**EXERCISE INPUT**
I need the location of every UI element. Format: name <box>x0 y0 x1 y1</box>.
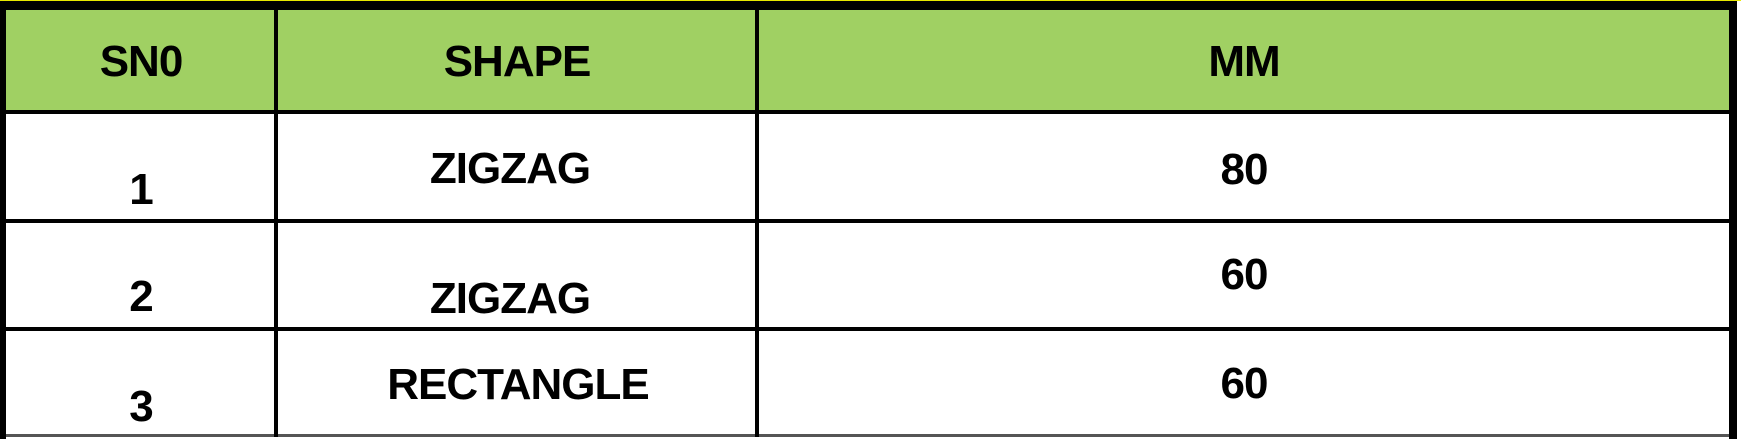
border-bottom <box>0 434 1737 437</box>
row2-mm: 60 <box>1220 250 1269 299</box>
border-header-bottom <box>0 110 1737 114</box>
border-left <box>0 1 6 439</box>
row1-sno: 1 <box>129 165 154 214</box>
header-mm: MM <box>1208 37 1280 86</box>
row3-mm: 60 <box>1220 359 1269 408</box>
border-row1-bottom <box>0 219 1737 223</box>
row3-shape: RECTANGLE <box>387 360 650 409</box>
border-top <box>0 1 1737 10</box>
header-row <box>0 1 1737 112</box>
row1-shape: ZIGZAG <box>429 144 591 193</box>
row1-mm: 80 <box>1220 145 1269 194</box>
border-row2-bottom <box>0 327 1737 331</box>
row2-shape: ZIGZAG <box>429 274 591 323</box>
header-shape: SHAPE <box>443 37 592 86</box>
top-edge <box>0 0 1741 1</box>
border-col1 <box>274 9 278 437</box>
row2-sno: 2 <box>129 272 154 321</box>
border-col2 <box>755 9 759 437</box>
border-right <box>1729 1 1737 439</box>
header-sno: SN0 <box>99 37 184 86</box>
row3-sno: 3 <box>129 382 154 431</box>
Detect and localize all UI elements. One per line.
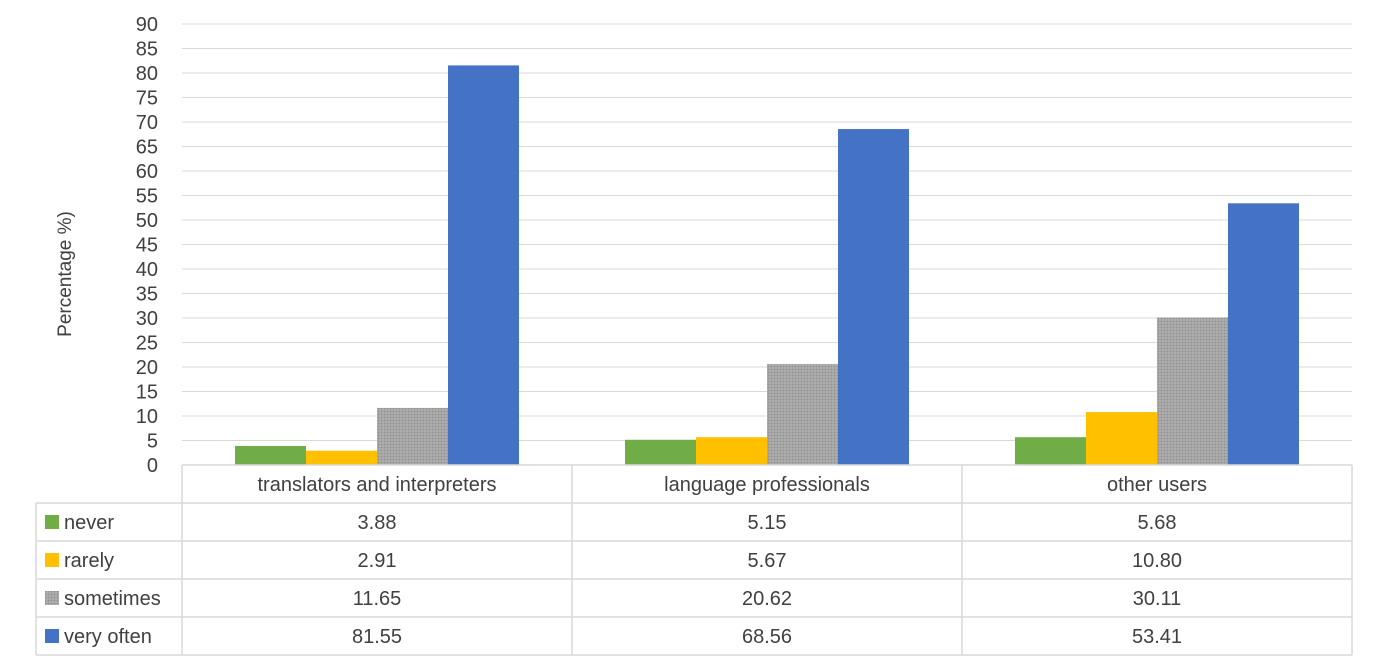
bar-very-often-3 [1228,203,1299,465]
legend-label-sometimes: sometimes [64,588,161,610]
y-tick-label: 80 [136,63,158,85]
data-label: 20.62 [742,588,792,610]
bar-sometimes-1 [377,407,448,465]
legend-label-never: never [64,512,114,534]
data-label: 11.65 [353,588,402,610]
data-label: 2.91 [358,550,397,572]
data-label: 68.56 [742,626,792,648]
data-label: 5.68 [1138,512,1177,534]
y-tick-label: 10 [136,406,158,428]
y-tick-label: 0 [147,455,158,477]
y-tick-label: 45 [136,235,158,257]
bar-never-2 [625,439,696,465]
data-table: translators and interpreters language pro… [35,464,1353,656]
y-tick-label: 65 [136,137,158,159]
data-label: 5.67 [748,550,787,572]
y-tick-label: 15 [136,382,158,404]
y-tick-label: 25 [136,333,158,355]
legend-label-very-often: very often [64,626,152,648]
y-tick-label: 20 [136,357,158,379]
data-label: 10.80 [1132,550,1182,572]
legend-swatch-never [45,515,59,529]
y-tick-label: 40 [136,259,158,281]
bar-sometimes-2 [767,363,838,465]
data-label: 53.41 [1132,626,1182,648]
legend-swatch-very-often [45,629,59,643]
data-label: 5.15 [748,512,787,534]
category-label: other users [1107,474,1207,496]
y-axis-title: Percentage %) [55,211,76,337]
bar-rarely-3 [1086,412,1157,465]
y-tick-label: 55 [136,186,158,208]
y-tick-label: 35 [136,284,158,306]
y-tick-label: 85 [136,39,158,61]
y-tick-label: 60 [136,161,158,183]
data-label: 30.11 [1133,588,1182,610]
data-label: 81.55 [352,626,402,648]
y-tick-label: 5 [147,431,158,453]
bar-very-often-2 [838,129,909,465]
bar-rarely-1 [306,450,377,465]
bar-rarely-2 [696,437,767,465]
y-tick-label: 90 [136,14,158,36]
bars [235,65,1299,465]
legend-label-rarely: rarely [64,550,114,572]
category-label: language professionals [664,474,870,496]
category-label: translators and interpreters [257,474,496,496]
bar-never-1 [235,445,306,465]
bar-very-often-1 [448,65,519,465]
y-tick-label: 70 [136,112,158,134]
bar-never-3 [1015,437,1086,465]
bar-sometimes-3 [1157,317,1228,465]
y-tick-label: 50 [136,210,158,232]
y-tick-label: 75 [136,88,158,110]
gridlines [182,23,1352,441]
data-label: 3.88 [358,512,397,534]
y-tick-label: 30 [136,308,158,330]
legend-swatch-sometimes [45,591,59,605]
legend-swatch-rarely [45,553,59,567]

**SET TASK**
Return every line in the entries above that contains the string "language". Case counts.

**ANSWER IN FULL**
data-table: translators and interpreters language pro… [35,464,1353,656]
category-label: language professionals [664,474,870,496]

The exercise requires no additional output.